=== Begin Enclosure ===

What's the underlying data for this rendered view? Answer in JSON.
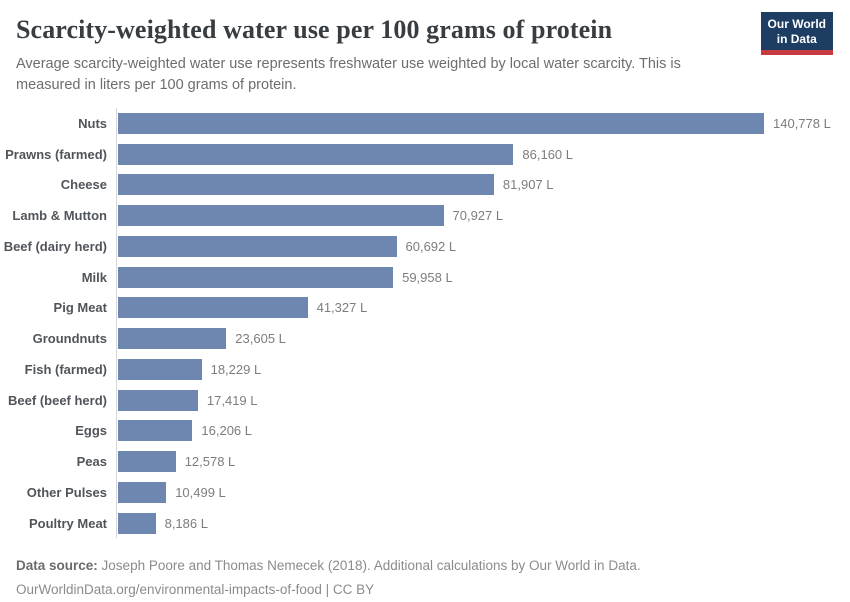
{
  "header": {
    "title": "Scarcity-weighted water use per 100 grams of protein",
    "subtitle": "Average scarcity-weighted water use represents freshwater use weighted by local water scarcity. This is measured in liters per 100 grams of protein.",
    "logo": {
      "line1": "Our World",
      "line2": "in Data"
    }
  },
  "chart_data": {
    "type": "bar",
    "orientation": "horizontal",
    "title": "Scarcity-weighted water use per 100 grams of protein",
    "unit": "liters per 100 grams of protein",
    "xlim": [
      0,
      140778
    ],
    "grid": false,
    "bar_color": "#6e87b0",
    "categories": [
      "Nuts",
      "Prawns (farmed)",
      "Cheese",
      "Lamb & Mutton",
      "Beef (dairy herd)",
      "Milk",
      "Pig Meat",
      "Groundnuts",
      "Fish (farmed)",
      "Beef (beef herd)",
      "Eggs",
      "Peas",
      "Other Pulses",
      "Poultry Meat"
    ],
    "values": [
      140778,
      86160,
      81907,
      70927,
      60692,
      59958,
      41327,
      23605,
      18229,
      17419,
      16206,
      12578,
      10499,
      8186
    ],
    "value_labels": [
      "140,778 L",
      "86,160 L",
      "81,907 L",
      "70,927 L",
      "60,692 L",
      "59,958 L",
      "41,327 L",
      "23,605 L",
      "18,229 L",
      "17,419 L",
      "16,206 L",
      "12,578 L",
      "10,499 L",
      "8,186 L"
    ]
  },
  "footer": {
    "source_label": "Data source:",
    "source_text": "Joseph Poore and Thomas Nemecek (2018). Additional calculations by Our World in Data.",
    "link_text": "OurWorldinData.org/environmental-impacts-of-food | CC BY"
  },
  "colors": {
    "bar": "#6e87b0",
    "axis_line": "#d8d8d8",
    "title_text": "#383d41",
    "subtitle_text": "#6d6d6d",
    "category_text": "#50555b",
    "value_text": "#7d7d7d",
    "logo_background": "#1d3d63",
    "logo_stripe": "#c73a40"
  }
}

=== End Enclosure ===

• [EXERCISE INSTRUCTIONS] If a line above contains the string "protein", count it, then give the total and nothing else.

• [WORKED SOLUTION] 4